*Required work:* Among the lines listed below, count those that include the string "全ティック", and state only the count.

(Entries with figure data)
--- begin ---
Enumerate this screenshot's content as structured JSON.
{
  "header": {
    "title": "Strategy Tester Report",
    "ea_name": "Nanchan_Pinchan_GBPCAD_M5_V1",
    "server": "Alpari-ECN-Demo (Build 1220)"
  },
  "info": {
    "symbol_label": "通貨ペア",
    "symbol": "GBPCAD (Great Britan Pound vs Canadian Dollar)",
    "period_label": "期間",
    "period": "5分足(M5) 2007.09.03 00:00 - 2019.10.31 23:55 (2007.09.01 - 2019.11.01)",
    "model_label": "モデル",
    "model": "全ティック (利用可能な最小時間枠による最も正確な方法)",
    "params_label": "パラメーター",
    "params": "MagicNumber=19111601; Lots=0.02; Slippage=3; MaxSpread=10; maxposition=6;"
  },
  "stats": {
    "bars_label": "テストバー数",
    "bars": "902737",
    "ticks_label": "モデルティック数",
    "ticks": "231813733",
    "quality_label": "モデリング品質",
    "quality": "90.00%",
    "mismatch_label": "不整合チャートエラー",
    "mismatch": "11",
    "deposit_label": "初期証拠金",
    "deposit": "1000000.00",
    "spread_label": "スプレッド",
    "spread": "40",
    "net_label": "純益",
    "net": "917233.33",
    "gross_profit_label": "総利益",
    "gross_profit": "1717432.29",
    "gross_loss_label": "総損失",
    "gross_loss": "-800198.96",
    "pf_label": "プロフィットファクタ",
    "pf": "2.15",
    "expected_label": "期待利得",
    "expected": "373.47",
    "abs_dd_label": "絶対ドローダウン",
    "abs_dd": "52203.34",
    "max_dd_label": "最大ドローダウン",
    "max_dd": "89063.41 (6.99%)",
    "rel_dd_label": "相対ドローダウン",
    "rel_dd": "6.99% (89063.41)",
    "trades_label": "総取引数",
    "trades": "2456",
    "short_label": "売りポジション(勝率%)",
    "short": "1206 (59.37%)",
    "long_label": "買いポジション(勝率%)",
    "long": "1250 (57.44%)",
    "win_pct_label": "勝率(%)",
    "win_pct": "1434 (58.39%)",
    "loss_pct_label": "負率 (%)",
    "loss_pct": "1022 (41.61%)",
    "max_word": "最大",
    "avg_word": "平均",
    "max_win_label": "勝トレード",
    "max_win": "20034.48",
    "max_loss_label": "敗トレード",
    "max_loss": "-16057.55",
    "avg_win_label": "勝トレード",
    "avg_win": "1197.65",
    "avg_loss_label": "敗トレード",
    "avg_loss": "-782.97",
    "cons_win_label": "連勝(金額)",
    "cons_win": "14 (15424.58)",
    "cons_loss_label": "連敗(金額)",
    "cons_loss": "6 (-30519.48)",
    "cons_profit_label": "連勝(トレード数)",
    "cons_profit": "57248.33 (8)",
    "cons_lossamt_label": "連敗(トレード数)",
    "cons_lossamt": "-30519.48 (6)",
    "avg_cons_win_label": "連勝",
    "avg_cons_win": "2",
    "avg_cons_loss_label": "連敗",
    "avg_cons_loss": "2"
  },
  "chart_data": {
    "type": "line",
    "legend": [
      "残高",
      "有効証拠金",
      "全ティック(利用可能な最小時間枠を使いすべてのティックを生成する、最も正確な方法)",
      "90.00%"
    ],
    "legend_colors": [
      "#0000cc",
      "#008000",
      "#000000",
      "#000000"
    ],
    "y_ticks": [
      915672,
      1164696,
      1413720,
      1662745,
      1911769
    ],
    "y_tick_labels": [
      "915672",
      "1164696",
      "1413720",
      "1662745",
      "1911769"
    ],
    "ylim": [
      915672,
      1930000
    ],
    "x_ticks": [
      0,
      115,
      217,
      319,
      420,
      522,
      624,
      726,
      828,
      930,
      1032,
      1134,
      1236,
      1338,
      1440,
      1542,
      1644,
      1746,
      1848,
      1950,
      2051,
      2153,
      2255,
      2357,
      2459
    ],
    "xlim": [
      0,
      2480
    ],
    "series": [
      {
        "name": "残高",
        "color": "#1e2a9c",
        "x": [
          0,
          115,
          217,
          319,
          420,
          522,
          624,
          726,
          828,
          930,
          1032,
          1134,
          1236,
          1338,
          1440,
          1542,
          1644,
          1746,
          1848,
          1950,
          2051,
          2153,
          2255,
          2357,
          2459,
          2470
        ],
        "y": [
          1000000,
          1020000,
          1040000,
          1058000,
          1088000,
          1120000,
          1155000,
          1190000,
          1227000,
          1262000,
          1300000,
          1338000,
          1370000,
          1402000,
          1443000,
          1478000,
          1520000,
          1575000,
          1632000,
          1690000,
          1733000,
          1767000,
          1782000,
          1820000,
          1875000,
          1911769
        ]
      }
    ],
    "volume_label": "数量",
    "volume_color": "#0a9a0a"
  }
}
--- end ---
*Task response:* 2